▶ _The exercise_
Write out every entry word for word.

***** Supplied information *****

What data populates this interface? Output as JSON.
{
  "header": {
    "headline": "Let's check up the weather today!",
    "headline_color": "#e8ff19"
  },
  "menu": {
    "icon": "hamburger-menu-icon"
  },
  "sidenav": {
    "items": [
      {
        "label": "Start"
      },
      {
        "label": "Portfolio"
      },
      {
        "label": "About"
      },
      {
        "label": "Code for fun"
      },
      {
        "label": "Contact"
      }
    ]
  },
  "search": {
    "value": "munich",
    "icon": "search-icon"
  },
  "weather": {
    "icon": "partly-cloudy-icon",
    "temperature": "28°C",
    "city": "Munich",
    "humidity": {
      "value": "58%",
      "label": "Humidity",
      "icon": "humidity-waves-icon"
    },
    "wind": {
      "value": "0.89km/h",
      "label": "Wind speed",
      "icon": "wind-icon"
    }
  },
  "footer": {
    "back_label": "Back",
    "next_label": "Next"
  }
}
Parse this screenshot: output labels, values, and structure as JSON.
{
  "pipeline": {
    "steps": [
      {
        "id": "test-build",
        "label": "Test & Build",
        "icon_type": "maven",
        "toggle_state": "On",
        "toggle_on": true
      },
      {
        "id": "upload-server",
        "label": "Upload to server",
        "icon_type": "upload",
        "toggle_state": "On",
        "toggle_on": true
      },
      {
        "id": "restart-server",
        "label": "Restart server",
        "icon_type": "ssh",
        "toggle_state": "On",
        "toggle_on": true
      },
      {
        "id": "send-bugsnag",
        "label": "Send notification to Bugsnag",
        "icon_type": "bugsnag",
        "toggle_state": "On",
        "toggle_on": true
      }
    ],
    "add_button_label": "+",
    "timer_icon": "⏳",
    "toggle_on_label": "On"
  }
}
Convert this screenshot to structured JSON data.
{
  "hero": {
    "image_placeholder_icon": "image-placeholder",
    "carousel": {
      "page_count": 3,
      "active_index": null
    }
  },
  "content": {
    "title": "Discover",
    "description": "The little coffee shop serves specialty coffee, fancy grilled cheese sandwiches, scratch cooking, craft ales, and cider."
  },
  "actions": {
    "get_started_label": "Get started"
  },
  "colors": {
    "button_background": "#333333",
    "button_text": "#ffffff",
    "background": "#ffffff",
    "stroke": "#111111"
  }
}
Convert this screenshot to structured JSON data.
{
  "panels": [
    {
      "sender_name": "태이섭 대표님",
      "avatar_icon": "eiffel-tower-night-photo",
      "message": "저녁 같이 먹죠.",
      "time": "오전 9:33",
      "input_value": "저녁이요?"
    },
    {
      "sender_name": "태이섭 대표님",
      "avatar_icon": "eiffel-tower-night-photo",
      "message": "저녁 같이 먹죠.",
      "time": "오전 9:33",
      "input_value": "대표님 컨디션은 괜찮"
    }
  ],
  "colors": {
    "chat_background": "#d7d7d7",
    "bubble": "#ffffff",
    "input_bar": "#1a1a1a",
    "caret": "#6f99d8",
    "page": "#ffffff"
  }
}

*****

▶ _Worked solution_
What data populates this interface? Output as JSON.
{
  "header": {
    "headline": "Let's check up the weather today!",
    "headline_color": "#e8ff19"
  },
  "menu": {
    "icon": "hamburger-menu-icon"
  },
  "sidenav": {
    "items": [
      {
        "label": "Start"
      },
      {
        "label": "Portfolio"
      },
      {
        "label": "About"
      },
      {
        "label": "Code for fun"
      },
      {
        "label": "Contact"
      }
    ]
  },
  "search": {
    "value": "munich",
    "icon": "search-icon"
  },
  "weather": {
    "icon": "partly-cloudy-icon",
    "temperature": "28°C",
    "city": "Munich",
    "humidity": {
      "value": "58%",
      "label": "Humidity",
      "icon": "humidity-waves-icon"
    },
    "wind": {
      "value": "0.89km/h",
      "label": "Wind speed",
      "icon": "wind-icon"
    }
  },
  "footer": {
    "back_label": "Back",
    "next_label": "Next"
  }
}
Parse this screenshot: output labels, values, and structure as JSON.
{
  "pipeline": {
    "steps": [
      {
        "id": "test-build",
        "label": "Test & Build",
        "icon_type": "maven",
        "toggle_state": "On",
        "toggle_on": true
      },
      {
        "id": "upload-server",
        "label": "Upload to server",
        "icon_type": "upload",
        "toggle_state": "On",
        "toggle_on": true
      },
      {
        "id": "restart-server",
        "label": "Restart server",
        "icon_type": "ssh",
        "toggle_state": "On",
        "toggle_on": true
      },
      {
        "id": "send-bugsnag",
        "label": "Send notification to Bugsnag",
        "icon_type": "bugsnag",
        "toggle_state": "On",
        "toggle_on": true
      }
    ],
    "add_button_label": "+",
    "timer_icon": "⏳",
    "toggle_on_label": "On"
  }
}
Convert this screenshot to structured JSON data.
{
  "hero": {
    "image_placeholder_icon": "image-placeholder",
    "carousel": {
      "page_count": 3,
      "active_index": null
    }
  },
  "content": {
    "title": "Discover",
    "description": "The little coffee shop serves specialty coffee, fancy grilled cheese sandwiches, scratch cooking, craft ales, and cider."
  },
  "actions": {
    "get_started_label": "Get started"
  },
  "colors": {
    "button_background": "#333333",
    "button_text": "#ffffff",
    "background": "#ffffff",
    "stroke": "#111111"
  }
}
Convert this screenshot to structured JSON data.
{
  "panels": [
    {
      "sender_name": "태이섭 대표님",
      "avatar_icon": "eiffel-tower-night-photo",
      "message": "저녁 같이 먹죠.",
      "time": "오전 9:33",
      "input_value": "저녁이요?"
    },
    {
      "sender_name": "태이섭 대표님",
      "avatar_icon": "eiffel-tower-night-photo",
      "message": "저녁 같이 먹죠.",
      "time": "오전 9:33",
      "input_value": "대표님 컨디션은 괜찮"
    }
  ],
  "colors": {
    "chat_background": "#d7d7d7",
    "bubble": "#ffffff",
    "input_bar": "#1a1a1a",
    "caret": "#6f99d8",
    "page": "#ffffff"
  }
}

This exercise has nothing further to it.